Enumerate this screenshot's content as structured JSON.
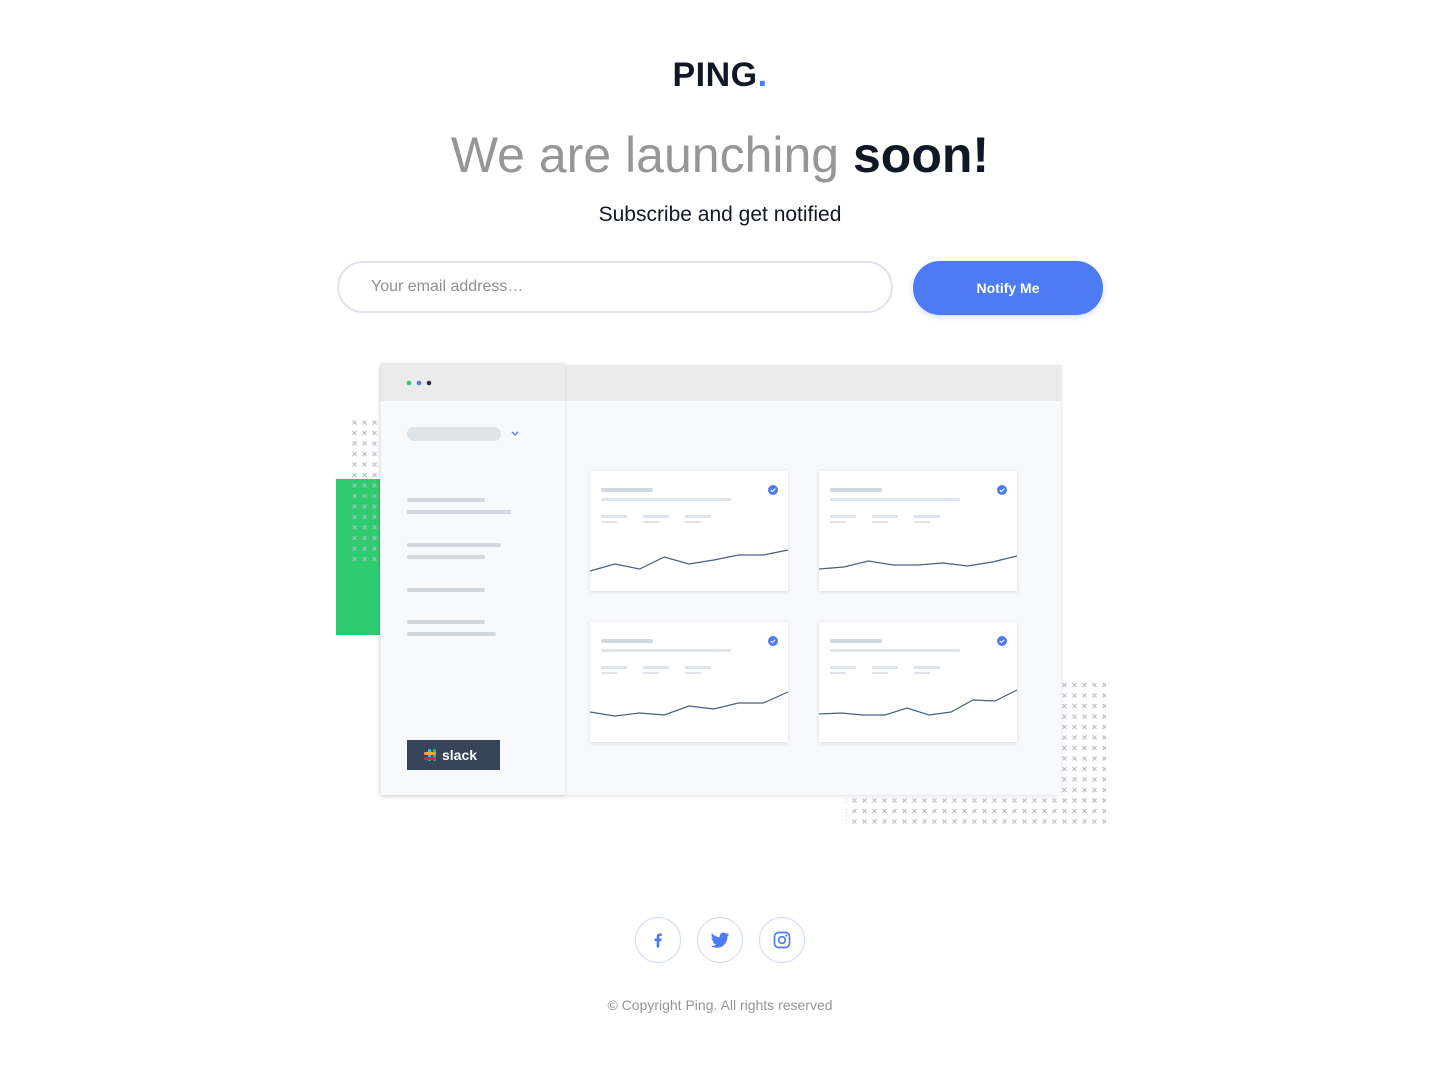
{
  "brand": {
    "name": "PING",
    "dot": "."
  },
  "hero": {
    "title_light": "We are launching ",
    "title_bold": "soon!",
    "subtitle": "Subscribe and get notified"
  },
  "form": {
    "email_placeholder": "Your email address…",
    "email_value": "",
    "submit_label": "Notify Me"
  },
  "dashboard": {
    "slack_label": "slack",
    "cards": [
      {
        "trend": [
          22,
          15,
          20,
          8,
          15,
          11,
          6,
          6,
          1
        ]
      },
      {
        "trend": [
          20,
          18,
          12,
          16,
          16,
          14,
          17,
          13,
          7
        ]
      },
      {
        "trend": [
          12,
          16,
          13,
          15,
          6,
          9,
          3,
          3,
          -8
        ]
      },
      {
        "trend": [
          14,
          13,
          15,
          15,
          8,
          15,
          12,
          0,
          1,
          -10
        ]
      }
    ]
  },
  "social": [
    {
      "name": "facebook-icon"
    },
    {
      "name": "twitter-icon"
    },
    {
      "name": "instagram-icon"
    }
  ],
  "footer": {
    "copyright": "© Copyright Ping. All rights reserved"
  },
  "colors": {
    "accent": "#4c7bf3",
    "dark": "#121725",
    "gray": "#969696",
    "green": "#2ecc71"
  }
}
########################################
* WRITTEN EXERCISE:
Find the word "icon" in the material, then list each line that holds it.

* WRITTEN ANSWER:
      "name": "facebook-icon"
      "name": "twitter-icon"
      "name": "instagram-icon"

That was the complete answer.